-- start --
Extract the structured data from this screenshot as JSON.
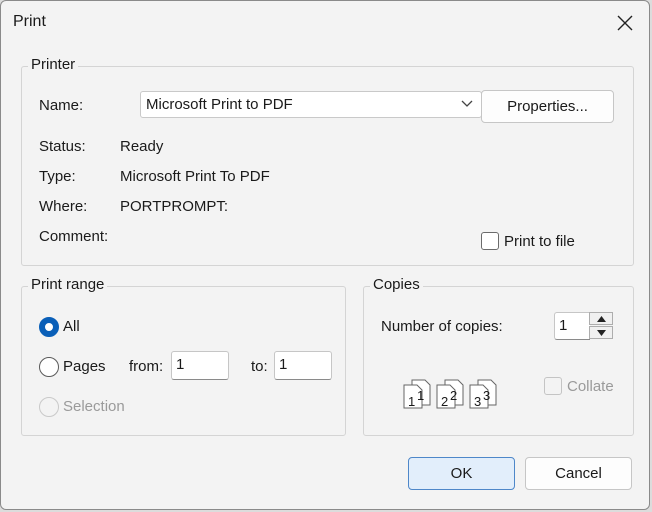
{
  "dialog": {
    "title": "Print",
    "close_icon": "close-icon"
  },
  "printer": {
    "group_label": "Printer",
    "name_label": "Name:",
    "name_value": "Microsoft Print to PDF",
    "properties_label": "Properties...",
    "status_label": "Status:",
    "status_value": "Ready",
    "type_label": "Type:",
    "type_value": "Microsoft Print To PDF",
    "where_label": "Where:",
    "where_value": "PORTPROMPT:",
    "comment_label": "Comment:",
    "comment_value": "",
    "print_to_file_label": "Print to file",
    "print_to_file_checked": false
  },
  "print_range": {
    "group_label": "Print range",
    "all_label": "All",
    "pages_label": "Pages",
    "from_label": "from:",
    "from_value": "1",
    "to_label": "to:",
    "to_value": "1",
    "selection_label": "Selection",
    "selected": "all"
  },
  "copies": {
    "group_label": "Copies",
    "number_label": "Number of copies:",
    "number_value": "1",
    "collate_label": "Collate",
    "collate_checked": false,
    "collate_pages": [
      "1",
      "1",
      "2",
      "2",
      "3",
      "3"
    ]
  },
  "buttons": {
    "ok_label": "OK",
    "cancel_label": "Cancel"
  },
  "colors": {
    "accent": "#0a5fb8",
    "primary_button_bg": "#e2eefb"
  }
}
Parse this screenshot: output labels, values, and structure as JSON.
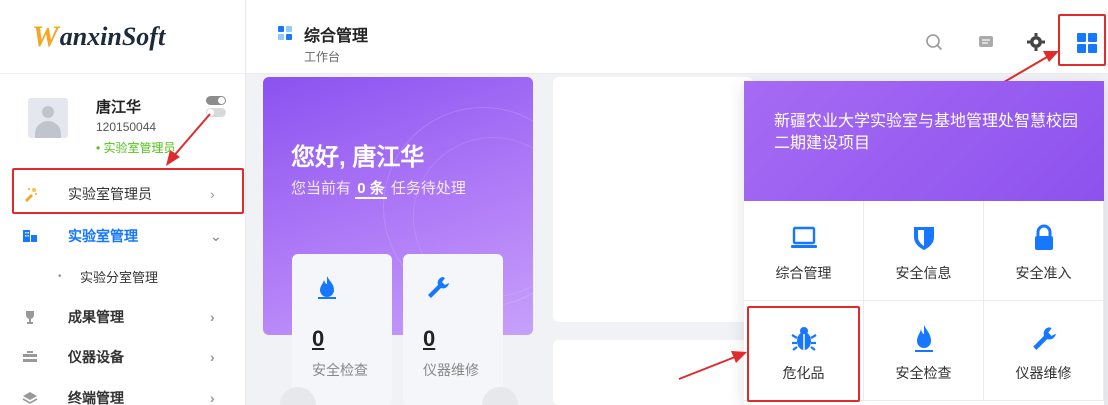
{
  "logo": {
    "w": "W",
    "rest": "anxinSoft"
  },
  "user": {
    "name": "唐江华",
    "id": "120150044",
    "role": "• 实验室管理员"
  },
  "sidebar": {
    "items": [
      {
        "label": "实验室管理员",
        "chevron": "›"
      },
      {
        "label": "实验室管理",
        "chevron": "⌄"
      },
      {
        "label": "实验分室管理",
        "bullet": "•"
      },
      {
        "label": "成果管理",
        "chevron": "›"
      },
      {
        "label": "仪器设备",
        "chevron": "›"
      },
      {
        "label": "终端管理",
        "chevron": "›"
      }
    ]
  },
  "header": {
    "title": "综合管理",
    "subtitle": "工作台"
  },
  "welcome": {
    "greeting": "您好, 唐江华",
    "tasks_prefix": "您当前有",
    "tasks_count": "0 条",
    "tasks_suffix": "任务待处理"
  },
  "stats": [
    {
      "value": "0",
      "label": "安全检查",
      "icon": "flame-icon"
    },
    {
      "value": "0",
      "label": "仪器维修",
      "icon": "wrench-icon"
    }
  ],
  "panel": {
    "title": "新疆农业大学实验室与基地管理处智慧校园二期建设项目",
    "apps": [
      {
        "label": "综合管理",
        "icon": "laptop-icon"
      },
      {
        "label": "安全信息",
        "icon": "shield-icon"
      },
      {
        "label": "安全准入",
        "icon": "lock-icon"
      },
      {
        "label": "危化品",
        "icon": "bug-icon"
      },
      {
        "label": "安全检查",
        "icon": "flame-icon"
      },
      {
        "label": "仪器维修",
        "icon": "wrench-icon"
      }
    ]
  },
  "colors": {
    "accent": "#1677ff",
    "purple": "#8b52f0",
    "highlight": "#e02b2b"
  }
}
-- end --
### Exercise instructions
Copy the records above exactly. The pictures are not part of the copy.

### Result for this task
Extract the structured data from this screenshot as JSON.
{
  "dialog": {
    "title": "Print",
    "close_icon": "close-icon"
  },
  "printer": {
    "group_label": "Printer",
    "name_label": "Name:",
    "name_value": "Microsoft Print to PDF",
    "properties_label": "Properties...",
    "status_label": "Status:",
    "status_value": "Ready",
    "type_label": "Type:",
    "type_value": "Microsoft Print To PDF",
    "where_label": "Where:",
    "where_value": "PORTPROMPT:",
    "comment_label": "Comment:",
    "comment_value": "",
    "print_to_file_label": "Print to file",
    "print_to_file_checked": false
  },
  "print_range": {
    "group_label": "Print range",
    "all_label": "All",
    "pages_label": "Pages",
    "from_label": "from:",
    "from_value": "1",
    "to_label": "to:",
    "to_value": "1",
    "selection_label": "Selection",
    "selected": "all"
  },
  "copies": {
    "group_label": "Copies",
    "number_label": "Number of copies:",
    "number_value": "1",
    "collate_label": "Collate",
    "collate_checked": false,
    "collate_pages": [
      "1",
      "1",
      "2",
      "2",
      "3",
      "3"
    ]
  },
  "buttons": {
    "ok_label": "OK",
    "cancel_label": "Cancel"
  },
  "colors": {
    "accent": "#0a5fb8",
    "primary_button_bg": "#e2eefb"
  }
}
Parse this screenshot: output labels, values, and structure as JSON.
{
  "logo": {
    "w": "W",
    "rest": "anxinSoft"
  },
  "user": {
    "name": "唐江华",
    "id": "120150044",
    "role": "• 实验室管理员"
  },
  "sidebar": {
    "items": [
      {
        "label": "实验室管理员",
        "chevron": "›"
      },
      {
        "label": "实验室管理",
        "chevron": "⌄"
      },
      {
        "label": "实验分室管理",
        "bullet": "•"
      },
      {
        "label": "成果管理",
        "chevron": "›"
      },
      {
        "label": "仪器设备",
        "chevron": "›"
      },
      {
        "label": "终端管理",
        "chevron": "›"
      }
    ]
  },
  "header": {
    "title": "综合管理",
    "subtitle": "工作台"
  },
  "welcome": {
    "greeting": "您好, 唐江华",
    "tasks_prefix": "您当前有",
    "tasks_count": "0 条",
    "tasks_suffix": "任务待处理"
  },
  "stats": [
    {
      "value": "0",
      "label": "安全检查",
      "icon": "flame-icon"
    },
    {
      "value": "0",
      "label": "仪器维修",
      "icon": "wrench-icon"
    }
  ],
  "panel": {
    "title": "新疆农业大学实验室与基地管理处智慧校园二期建设项目",
    "apps": [
      {
        "label": "综合管理",
        "icon": "laptop-icon"
      },
      {
        "label": "安全信息",
        "icon": "shield-icon"
      },
      {
        "label": "安全准入",
        "icon": "lock-icon"
      },
      {
        "label": "危化品",
        "icon": "bug-icon"
      },
      {
        "label": "安全检查",
        "icon": "flame-icon"
      },
      {
        "label": "仪器维修",
        "icon": "wrench-icon"
      }
    ]
  },
  "colors": {
    "accent": "#1677ff",
    "purple": "#8b52f0",
    "highlight": "#e02b2b"
  }
}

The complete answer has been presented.